:: Records supplied

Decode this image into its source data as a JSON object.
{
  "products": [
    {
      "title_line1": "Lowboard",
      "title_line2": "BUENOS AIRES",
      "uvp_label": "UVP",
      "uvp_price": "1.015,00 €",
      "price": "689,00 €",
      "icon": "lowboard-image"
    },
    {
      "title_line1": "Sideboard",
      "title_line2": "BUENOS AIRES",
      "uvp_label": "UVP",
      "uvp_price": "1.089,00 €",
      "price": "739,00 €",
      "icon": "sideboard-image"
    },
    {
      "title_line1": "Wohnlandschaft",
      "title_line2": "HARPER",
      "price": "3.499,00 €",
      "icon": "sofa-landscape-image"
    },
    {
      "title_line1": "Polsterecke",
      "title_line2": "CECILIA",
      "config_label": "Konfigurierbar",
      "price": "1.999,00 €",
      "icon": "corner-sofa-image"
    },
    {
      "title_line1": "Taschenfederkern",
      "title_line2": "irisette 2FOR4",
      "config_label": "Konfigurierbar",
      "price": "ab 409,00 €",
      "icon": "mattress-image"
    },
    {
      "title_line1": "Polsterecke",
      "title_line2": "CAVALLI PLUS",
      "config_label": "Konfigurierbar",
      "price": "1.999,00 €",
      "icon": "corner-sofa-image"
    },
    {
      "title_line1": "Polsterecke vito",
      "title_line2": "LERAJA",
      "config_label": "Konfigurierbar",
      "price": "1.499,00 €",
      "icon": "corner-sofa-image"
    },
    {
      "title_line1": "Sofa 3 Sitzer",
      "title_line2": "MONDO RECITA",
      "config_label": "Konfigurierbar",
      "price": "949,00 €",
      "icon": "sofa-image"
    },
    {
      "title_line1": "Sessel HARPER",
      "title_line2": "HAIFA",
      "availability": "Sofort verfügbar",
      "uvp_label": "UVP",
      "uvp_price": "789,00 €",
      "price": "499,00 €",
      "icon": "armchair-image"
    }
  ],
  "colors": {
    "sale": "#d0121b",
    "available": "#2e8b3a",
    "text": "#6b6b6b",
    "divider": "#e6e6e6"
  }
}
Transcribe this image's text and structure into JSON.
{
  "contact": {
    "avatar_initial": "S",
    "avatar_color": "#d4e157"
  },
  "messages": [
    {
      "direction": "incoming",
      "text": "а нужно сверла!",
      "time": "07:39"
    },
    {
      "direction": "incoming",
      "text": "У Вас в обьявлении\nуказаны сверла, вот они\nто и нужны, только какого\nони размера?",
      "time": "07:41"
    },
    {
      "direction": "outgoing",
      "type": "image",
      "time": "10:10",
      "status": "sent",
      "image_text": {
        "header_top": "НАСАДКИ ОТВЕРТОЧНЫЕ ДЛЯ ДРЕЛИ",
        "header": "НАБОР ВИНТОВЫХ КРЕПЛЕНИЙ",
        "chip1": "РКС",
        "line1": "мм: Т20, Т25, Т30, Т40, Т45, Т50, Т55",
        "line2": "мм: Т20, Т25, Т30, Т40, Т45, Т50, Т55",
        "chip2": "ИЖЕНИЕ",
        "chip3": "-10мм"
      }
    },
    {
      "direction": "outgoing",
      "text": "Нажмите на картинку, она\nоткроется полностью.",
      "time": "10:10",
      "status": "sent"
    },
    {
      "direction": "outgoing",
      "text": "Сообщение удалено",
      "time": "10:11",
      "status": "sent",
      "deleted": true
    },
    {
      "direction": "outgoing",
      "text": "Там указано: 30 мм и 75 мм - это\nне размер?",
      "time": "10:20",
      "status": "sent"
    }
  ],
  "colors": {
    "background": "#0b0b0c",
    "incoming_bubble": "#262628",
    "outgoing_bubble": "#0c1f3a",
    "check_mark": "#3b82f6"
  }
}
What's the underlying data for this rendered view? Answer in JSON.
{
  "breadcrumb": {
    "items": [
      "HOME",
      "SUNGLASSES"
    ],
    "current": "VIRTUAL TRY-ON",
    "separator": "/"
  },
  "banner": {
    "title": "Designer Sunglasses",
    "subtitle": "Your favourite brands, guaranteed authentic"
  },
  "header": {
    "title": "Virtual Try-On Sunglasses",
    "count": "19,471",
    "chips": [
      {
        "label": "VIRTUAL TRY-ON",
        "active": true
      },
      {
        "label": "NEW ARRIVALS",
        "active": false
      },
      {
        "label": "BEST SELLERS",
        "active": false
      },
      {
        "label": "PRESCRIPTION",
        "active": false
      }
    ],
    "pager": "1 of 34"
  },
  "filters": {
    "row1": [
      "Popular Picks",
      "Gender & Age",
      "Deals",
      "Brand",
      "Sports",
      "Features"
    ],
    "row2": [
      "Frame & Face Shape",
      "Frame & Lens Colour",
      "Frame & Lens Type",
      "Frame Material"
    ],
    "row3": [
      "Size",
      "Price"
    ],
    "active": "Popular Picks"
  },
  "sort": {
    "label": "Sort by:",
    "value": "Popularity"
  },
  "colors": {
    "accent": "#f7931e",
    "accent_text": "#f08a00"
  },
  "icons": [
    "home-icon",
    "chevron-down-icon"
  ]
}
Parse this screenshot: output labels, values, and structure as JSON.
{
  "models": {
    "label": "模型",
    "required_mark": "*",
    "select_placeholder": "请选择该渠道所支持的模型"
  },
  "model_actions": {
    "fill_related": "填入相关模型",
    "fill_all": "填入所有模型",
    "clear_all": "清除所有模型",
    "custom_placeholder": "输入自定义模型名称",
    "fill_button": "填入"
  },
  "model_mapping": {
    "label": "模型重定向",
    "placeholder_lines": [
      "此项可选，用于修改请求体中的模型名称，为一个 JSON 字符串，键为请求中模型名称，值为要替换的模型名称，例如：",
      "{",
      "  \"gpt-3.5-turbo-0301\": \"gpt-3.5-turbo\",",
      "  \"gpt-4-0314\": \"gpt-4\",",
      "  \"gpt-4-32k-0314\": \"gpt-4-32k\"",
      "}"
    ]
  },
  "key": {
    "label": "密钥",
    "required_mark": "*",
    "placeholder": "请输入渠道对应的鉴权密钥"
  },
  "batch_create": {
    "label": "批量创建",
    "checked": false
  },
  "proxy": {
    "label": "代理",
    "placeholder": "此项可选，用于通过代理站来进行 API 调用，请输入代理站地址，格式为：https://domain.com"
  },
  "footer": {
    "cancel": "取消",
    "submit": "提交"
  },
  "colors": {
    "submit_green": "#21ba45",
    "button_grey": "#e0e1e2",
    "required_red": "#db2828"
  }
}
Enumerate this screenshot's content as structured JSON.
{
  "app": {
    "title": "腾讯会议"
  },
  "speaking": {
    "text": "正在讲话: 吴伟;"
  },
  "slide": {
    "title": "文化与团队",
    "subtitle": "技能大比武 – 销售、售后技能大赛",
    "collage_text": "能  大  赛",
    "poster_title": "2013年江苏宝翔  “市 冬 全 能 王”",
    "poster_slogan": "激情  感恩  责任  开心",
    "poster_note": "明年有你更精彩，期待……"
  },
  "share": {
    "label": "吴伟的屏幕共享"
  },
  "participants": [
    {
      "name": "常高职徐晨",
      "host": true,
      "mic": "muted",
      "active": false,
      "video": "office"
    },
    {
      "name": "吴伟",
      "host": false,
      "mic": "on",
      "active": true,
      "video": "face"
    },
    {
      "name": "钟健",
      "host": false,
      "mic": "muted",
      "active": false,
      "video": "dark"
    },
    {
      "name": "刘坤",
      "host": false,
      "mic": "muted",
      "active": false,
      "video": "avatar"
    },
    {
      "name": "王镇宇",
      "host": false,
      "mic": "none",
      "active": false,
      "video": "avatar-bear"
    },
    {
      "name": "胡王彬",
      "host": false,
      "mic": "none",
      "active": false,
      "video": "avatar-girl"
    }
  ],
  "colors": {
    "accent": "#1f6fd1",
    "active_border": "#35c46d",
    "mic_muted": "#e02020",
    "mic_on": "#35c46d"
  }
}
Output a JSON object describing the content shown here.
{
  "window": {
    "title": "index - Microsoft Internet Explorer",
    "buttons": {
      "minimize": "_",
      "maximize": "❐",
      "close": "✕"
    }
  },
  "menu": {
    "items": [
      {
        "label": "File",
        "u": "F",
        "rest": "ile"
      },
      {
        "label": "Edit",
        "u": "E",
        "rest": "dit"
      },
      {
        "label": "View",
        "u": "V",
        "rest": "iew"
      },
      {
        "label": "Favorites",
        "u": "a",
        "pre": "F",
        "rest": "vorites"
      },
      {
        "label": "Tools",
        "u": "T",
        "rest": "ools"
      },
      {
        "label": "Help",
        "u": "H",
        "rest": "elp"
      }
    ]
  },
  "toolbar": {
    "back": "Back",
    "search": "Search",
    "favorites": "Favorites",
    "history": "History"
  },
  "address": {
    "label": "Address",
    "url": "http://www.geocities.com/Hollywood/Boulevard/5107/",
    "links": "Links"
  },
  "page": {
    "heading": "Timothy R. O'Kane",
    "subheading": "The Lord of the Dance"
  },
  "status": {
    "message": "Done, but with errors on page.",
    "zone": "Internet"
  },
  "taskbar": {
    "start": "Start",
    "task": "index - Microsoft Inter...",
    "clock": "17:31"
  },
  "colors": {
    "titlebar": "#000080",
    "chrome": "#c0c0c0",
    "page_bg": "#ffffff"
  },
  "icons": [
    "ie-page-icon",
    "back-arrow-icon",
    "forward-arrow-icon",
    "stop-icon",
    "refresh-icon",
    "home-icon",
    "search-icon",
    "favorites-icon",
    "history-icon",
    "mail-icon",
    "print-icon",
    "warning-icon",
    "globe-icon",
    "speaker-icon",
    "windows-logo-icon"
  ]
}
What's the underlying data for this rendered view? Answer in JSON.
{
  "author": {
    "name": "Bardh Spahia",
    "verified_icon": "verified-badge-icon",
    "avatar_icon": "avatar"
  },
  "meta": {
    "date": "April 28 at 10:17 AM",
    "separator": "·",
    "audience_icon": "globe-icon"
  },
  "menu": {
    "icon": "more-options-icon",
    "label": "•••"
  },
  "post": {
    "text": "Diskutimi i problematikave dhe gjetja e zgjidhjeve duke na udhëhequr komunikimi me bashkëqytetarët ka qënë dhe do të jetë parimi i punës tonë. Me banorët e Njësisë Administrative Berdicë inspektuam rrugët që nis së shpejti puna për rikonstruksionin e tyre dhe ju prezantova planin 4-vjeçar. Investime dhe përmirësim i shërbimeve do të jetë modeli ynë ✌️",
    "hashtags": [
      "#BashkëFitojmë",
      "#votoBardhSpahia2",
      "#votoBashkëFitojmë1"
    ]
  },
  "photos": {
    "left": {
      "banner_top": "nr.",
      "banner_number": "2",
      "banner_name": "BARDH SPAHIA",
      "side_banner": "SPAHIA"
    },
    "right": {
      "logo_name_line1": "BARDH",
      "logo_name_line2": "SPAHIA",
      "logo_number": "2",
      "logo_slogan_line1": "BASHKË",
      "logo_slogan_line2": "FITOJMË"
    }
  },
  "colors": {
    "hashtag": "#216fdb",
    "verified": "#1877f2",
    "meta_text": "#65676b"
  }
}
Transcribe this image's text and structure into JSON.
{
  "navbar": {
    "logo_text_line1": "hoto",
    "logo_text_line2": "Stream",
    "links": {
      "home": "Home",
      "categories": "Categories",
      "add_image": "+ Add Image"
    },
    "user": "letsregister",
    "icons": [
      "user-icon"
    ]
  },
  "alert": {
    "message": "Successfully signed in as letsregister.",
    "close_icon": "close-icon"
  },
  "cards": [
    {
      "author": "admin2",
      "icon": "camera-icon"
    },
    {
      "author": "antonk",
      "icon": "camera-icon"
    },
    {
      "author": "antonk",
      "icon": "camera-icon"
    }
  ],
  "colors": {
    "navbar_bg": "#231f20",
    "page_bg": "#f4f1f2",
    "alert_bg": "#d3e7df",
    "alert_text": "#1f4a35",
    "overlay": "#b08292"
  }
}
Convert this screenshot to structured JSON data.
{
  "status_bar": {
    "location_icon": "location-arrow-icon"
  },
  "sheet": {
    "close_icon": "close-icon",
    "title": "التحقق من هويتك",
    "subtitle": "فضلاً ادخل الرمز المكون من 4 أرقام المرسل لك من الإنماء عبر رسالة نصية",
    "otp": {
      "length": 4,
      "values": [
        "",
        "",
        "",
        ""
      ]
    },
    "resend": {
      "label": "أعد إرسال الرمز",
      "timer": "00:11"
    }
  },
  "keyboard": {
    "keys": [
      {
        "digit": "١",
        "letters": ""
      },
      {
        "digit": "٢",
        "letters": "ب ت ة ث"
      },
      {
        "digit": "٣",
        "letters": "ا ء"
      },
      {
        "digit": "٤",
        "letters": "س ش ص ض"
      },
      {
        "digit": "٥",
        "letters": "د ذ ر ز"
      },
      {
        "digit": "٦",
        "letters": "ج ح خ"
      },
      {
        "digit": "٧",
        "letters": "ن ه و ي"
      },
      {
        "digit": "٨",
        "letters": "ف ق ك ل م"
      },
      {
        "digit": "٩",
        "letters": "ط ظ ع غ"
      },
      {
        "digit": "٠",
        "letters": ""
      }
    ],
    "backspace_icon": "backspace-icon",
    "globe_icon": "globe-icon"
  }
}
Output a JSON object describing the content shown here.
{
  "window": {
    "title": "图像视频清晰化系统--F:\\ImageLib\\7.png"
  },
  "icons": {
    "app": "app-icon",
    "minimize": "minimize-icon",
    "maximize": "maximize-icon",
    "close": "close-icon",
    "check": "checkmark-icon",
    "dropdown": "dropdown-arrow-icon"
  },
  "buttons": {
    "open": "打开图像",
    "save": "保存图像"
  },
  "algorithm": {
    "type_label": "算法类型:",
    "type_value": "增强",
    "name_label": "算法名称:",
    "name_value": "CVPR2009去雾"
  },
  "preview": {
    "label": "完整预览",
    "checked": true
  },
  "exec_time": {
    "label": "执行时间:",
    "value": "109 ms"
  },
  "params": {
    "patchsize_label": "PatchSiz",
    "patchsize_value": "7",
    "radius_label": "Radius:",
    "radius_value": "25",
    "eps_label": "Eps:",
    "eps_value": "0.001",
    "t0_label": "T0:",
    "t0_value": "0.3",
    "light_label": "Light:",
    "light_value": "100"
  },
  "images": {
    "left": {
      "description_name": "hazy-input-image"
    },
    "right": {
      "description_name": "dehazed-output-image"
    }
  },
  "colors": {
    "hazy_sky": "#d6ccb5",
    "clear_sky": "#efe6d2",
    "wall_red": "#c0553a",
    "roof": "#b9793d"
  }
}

::::

> [The request]: The string "Internet" may appear in lines of the listing above; tally those lines and give the number only.

> [Solution for this task]: 2